AIM ▸ An exact reproduction of the records is required, with all images left out.

Extracted records ▸
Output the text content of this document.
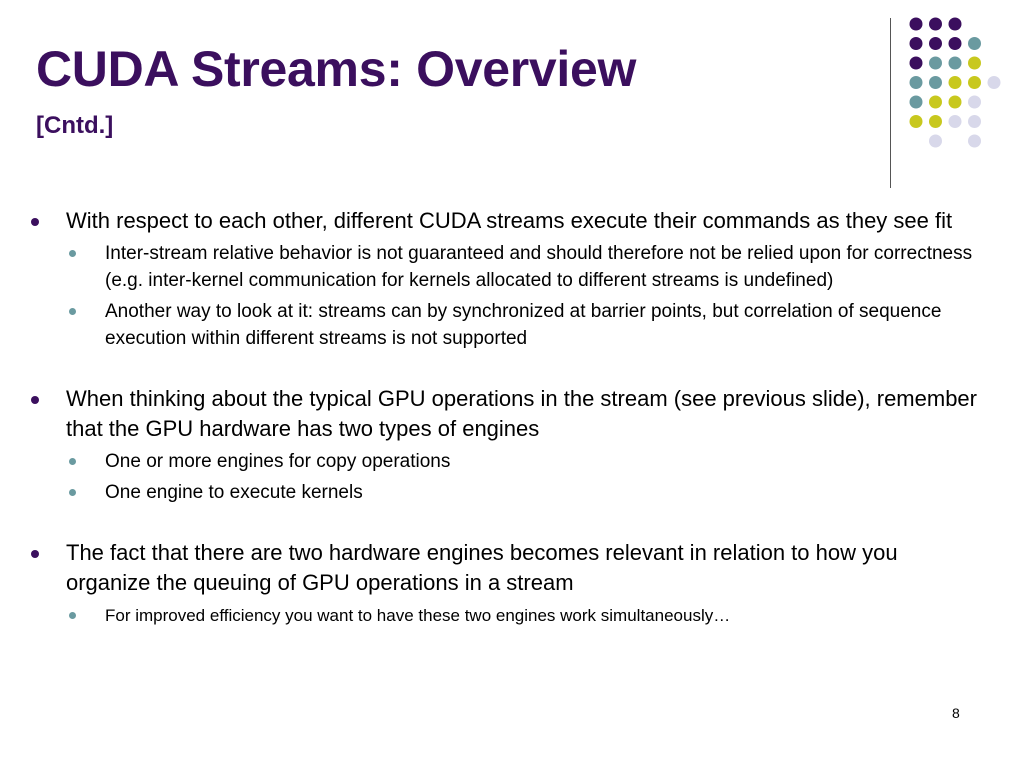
CUDA Streams: Overview
[Cntd.]
With respect to each other, different CUDA streams execute their commands as they see fit
Inter-stream relative behavior is not guaranteed and should therefore not be relied upon for correctness (e.g. inter-kernel communication for kernels allocated to different streams is undefined)
Another way to look at it: streams can by synchronized at barrier points, but correlation of sequence execution within different streams is not supported
When thinking about the typical GPU operations in the stream (see previous slide), remember that the GPU hardware has two types of engines
One or more engines for copy operations
One engine to execute kernels
The fact that there are two hardware engines becomes relevant in relation to how you organize the queuing of GPU operations in a stream
For improved efficiency you want to have these two engines work simultaneously…
8
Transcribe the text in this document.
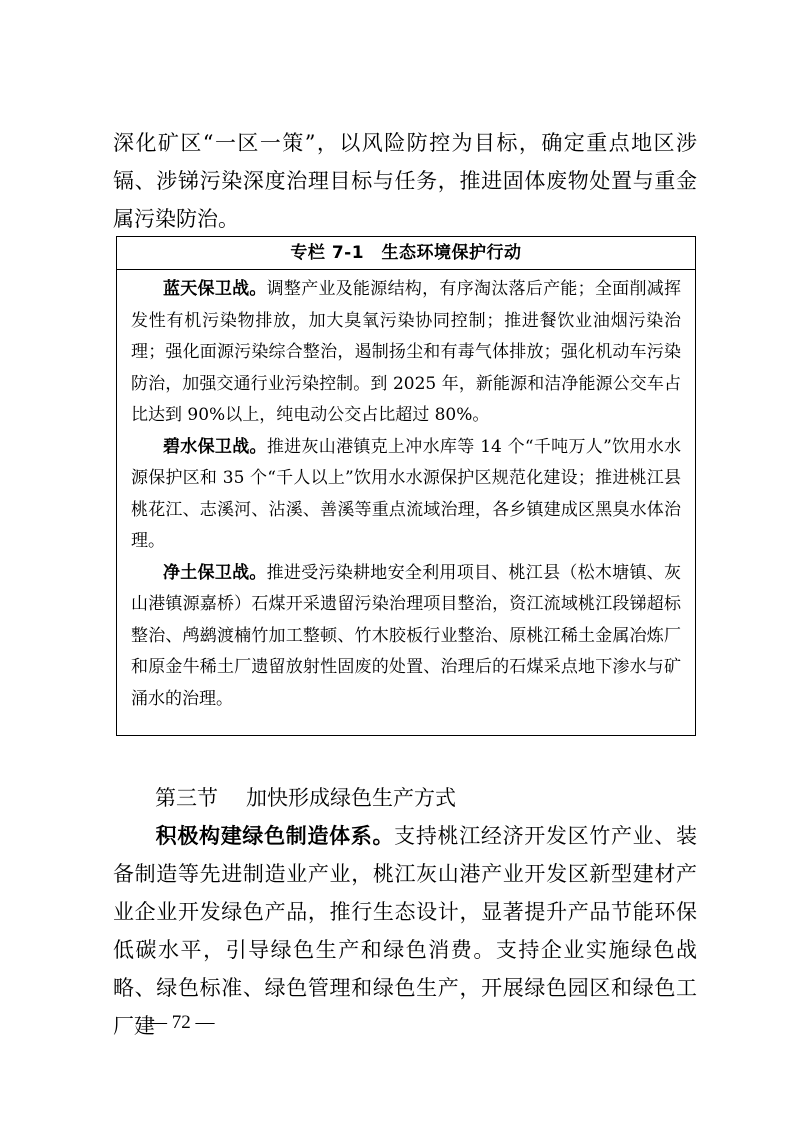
深化矿区“一区一策”，以风险防控为目标，确定重点地区涉镉、涉锑污染深度治理目标与任务，推进固体废物处置与重金属污染防治。

专栏 7-1　生态环境保护行动

蓝天保卫战。调整产业及能源结构，有序淘汰落后产能；全面削减挥发性有机污染物排放，加大臭氧污染协同控制；推进餐饮业油烟污染治理；强化面源污染综合整治，遏制扬尘和有毒气体排放；强化机动车污染防治，加强交通行业污染控制。到 2025 年，新能源和洁净能源公交车占比达到 90%以上，纯电动公交占比超过 80%。

碧水保卫战。推进灰山港镇克上冲水库等 14 个“千吨万人”饮用水水源保护区和 35 个“千人以上”饮用水水源保护区规范化建设；推进桃江县桃花江、志溪河、沾溪、善溪等重点流域治理，各乡镇建成区黑臭水体治理。

净土保卫战。推进受污染耕地安全利用项目、桃江县（松木塘镇、灰山港镇源嘉桥）石煤开采遗留污染治理项目整治，资江流域桃江段锑超标整治、鸬鹚渡楠竹加工整顿、竹木胶板行业整治、原桃江稀土金属冶炼厂和原金牛稀土厂遗留放射性固废的处置、治理后的石煤采点地下渗水与矿涌水的治理。

第三节 加快形成绿色生产方式

积极构建绿色制造体系。支持桃江经济开发区竹产业、装备制造等先进制造业产业，桃江灰山港产业开发区新型建材产业企业开发绿色产品，推行生态设计，显著提升产品节能环保低碳水平，引导绿色生产和绿色消费。支持企业实施绿色战略、绿色标准、绿色管理和绿色生产，开展绿色园区和绿色工厂建

— 72 —
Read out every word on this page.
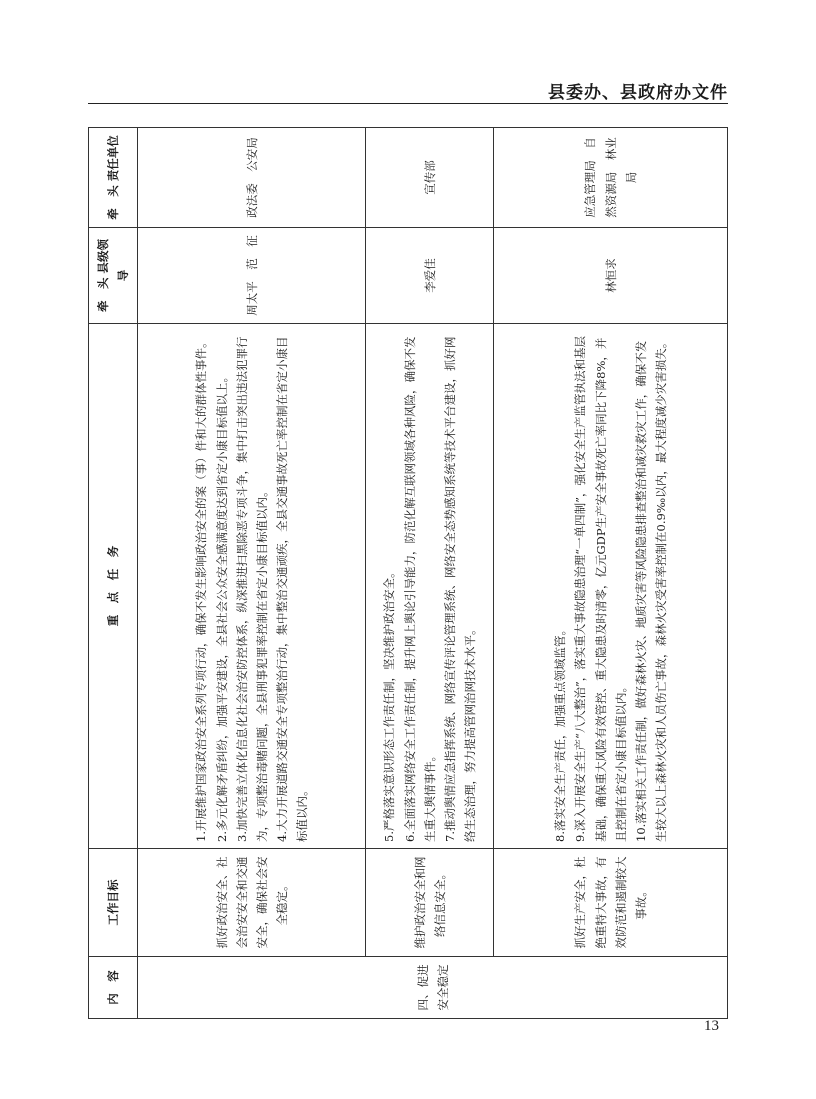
县委办、县政府办文件
内　容	工作目标	重　点　任　务	牵　头 县级领导	牵　头 责任单位
四、促进安全稳定	抓好政治安全、社会治安安全和交通安全，确保社会安全稳定。	1.开展维护国家政治安全系列专项行动，确保不发生影响政治安全的案（事）件和大的群体性事件。 2.多元化解矛盾纠纷，加强平安建设，全县社会公众安全感满意度达到省定小康目标值以上。 3.加快完善立体化信息化社会治安防控体系，纵深推进扫黑除恶专项斗争，集中打击突出违法犯罪行为，专项整治毒赌问题，全县刑事犯罪率控制在省定小康目标值以内。 4.大力开展道路交通安全专项整治行动，集中整治交通顽疾，全县交通事故死亡率控制在省定小康目标值以内。	周太平　范　征	政法委　公安局
	维护政治安全和网络信息安全。	5.严格落实意识形态工作责任制，坚决维护政治安全。 6.全面落实网络安全工作责任制，提升网上舆论引导能力，防范化解互联网领域各种风险，确保不发生重大舆情事件。 7.推动舆情应急指挥系统、网络宣传评论管理系统、网络安全态势感知系统等技术平台建设，抓好网络生态治理，努力提高管网治网技术水平。	李爱佳	宣传部
	抓好生产安全，杜绝重特大事故，有效防范和遏制较大事故。	8.落实安全生产责任，加强重点领域监管。 9.深入开展安全生产“八大整治”，落实重大事故隐患治理“一单四制”，强化安全生产监管执法和基层基础，确保重大风险有效管控、重大隐患及时清零，亿元GDP生产安全事故死亡率同比下降8%，并且控制在省定小康目标值以内。 10.落实相关工作责任制，做好森林火灾、地质灾害等风险隐患排查整治和减灾救灾工作，确保不发生较大以上森林火灾和人员伤亡事故，森林火灾受害率控制在0.9‰以内，最大程度减少灾害损失。	林恒求	应急管理局　自然资源局　林业局
13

TASK SOLUTION ▸
Output the text content of this document.
CUDA Streams: Overview
[Cntd.]
With respect to each other, different CUDA streams execute their commands as they see fit
Inter-stream relative behavior is not guaranteed and should therefore not be relied upon for correctness (e.g. inter-kernel communication for kernels allocated to different streams is undefined)
Another way to look at it: streams can by synchronized at barrier points, but correlation of sequence execution within different streams is not supported
When thinking about the typical GPU operations in the stream (see previous slide), remember that the GPU hardware has two types of engines
One or more engines for copy operations
One engine to execute kernels
The fact that there are two hardware engines becomes relevant in relation to how you organize the queuing of GPU operations in a stream
For improved efficiency you want to have these two engines work simultaneously…
8
Transcribe the text in this document.
深化矿区“一区一策”，以风险防控为目标，确定重点地区涉镉、涉锑污染深度治理目标与任务，推进固体废物处置与重金属污染防治。

专栏 7-1　生态环境保护行动

蓝天保卫战。调整产业及能源结构，有序淘汰落后产能；全面削减挥发性有机污染物排放，加大臭氧污染协同控制；推进餐饮业油烟污染治理；强化面源污染综合整治，遏制扬尘和有毒气体排放；强化机动车污染防治，加强交通行业污染控制。到 2025 年，新能源和洁净能源公交车占比达到 90%以上，纯电动公交占比超过 80%。

碧水保卫战。推进灰山港镇克上冲水库等 14 个“千吨万人”饮用水水源保护区和 35 个“千人以上”饮用水水源保护区规范化建设；推进桃江县桃花江、志溪河、沾溪、善溪等重点流域治理，各乡镇建成区黑臭水体治理。

净土保卫战。推进受污染耕地安全利用项目、桃江县（松木塘镇、灰山港镇源嘉桥）石煤开采遗留污染治理项目整治，资江流域桃江段锑超标整治、鸬鹚渡楠竹加工整顿、竹木胶板行业整治、原桃江稀土金属冶炼厂和原金牛稀土厂遗留放射性固废的处置、治理后的石煤采点地下渗水与矿涌水的治理。

第三节 加快形成绿色生产方式

积极构建绿色制造体系。支持桃江经济开发区竹产业、装备制造等先进制造业产业，桃江灰山港产业开发区新型建材产业企业开发绿色产品，推行生态设计，显著提升产品节能环保低碳水平，引导绿色生产和绿色消费。支持企业实施绿色战略、绿色标准、绿色管理和绿色生产，开展绿色园区和绿色工厂建

— 72 —
Read out every word on this page.
县委办、县政府办文件
内　容	工作目标	重　点　任　务	牵　头 县级领导	牵　头 责任单位
四、促进安全稳定	抓好政治安全、社会治安安全和交通安全，确保社会安全稳定。	1.开展维护国家政治安全系列专项行动，确保不发生影响政治安全的案（事）件和大的群体性事件。 2.多元化解矛盾纠纷，加强平安建设，全县社会公众安全感满意度达到省定小康目标值以上。 3.加快完善立体化信息化社会治安防控体系，纵深推进扫黑除恶专项斗争，集中打击突出违法犯罪行为，专项整治毒赌问题，全县刑事犯罪率控制在省定小康目标值以内。 4.大力开展道路交通安全专项整治行动，集中整治交通顽疾，全县交通事故死亡率控制在省定小康目标值以内。	周太平　范　征	政法委　公安局
	维护政治安全和网络信息安全。	5.严格落实意识形态工作责任制，坚决维护政治安全。 6.全面落实网络安全工作责任制，提升网上舆论引导能力，防范化解互联网领域各种风险，确保不发生重大舆情事件。 7.推动舆情应急指挥系统、网络宣传评论管理系统、网络安全态势感知系统等技术平台建设，抓好网络生态治理，努力提高管网治网技术水平。	李爱佳	宣传部
	抓好生产安全，杜绝重特大事故，有效防范和遏制较大事故。	8.落实安全生产责任，加强重点领域监管。 9.深入开展安全生产“八大整治”，落实重大事故隐患治理“一单四制”，强化安全生产监管执法和基层基础，确保重大风险有效管控、重大隐患及时清零，亿元GDP生产安全事故死亡率同比下降8%，并且控制在省定小康目标值以内。 10.落实相关工作责任制，做好森林火灾、地质灾害等风险隐患排查整治和减灾救灾工作，确保不发生较大以上森林火灾和人员伤亡事故，森林火灾受害率控制在0.9‰以内，最大程度减少灾害损失。	林恒求	应急管理局　自然资源局　林业局
13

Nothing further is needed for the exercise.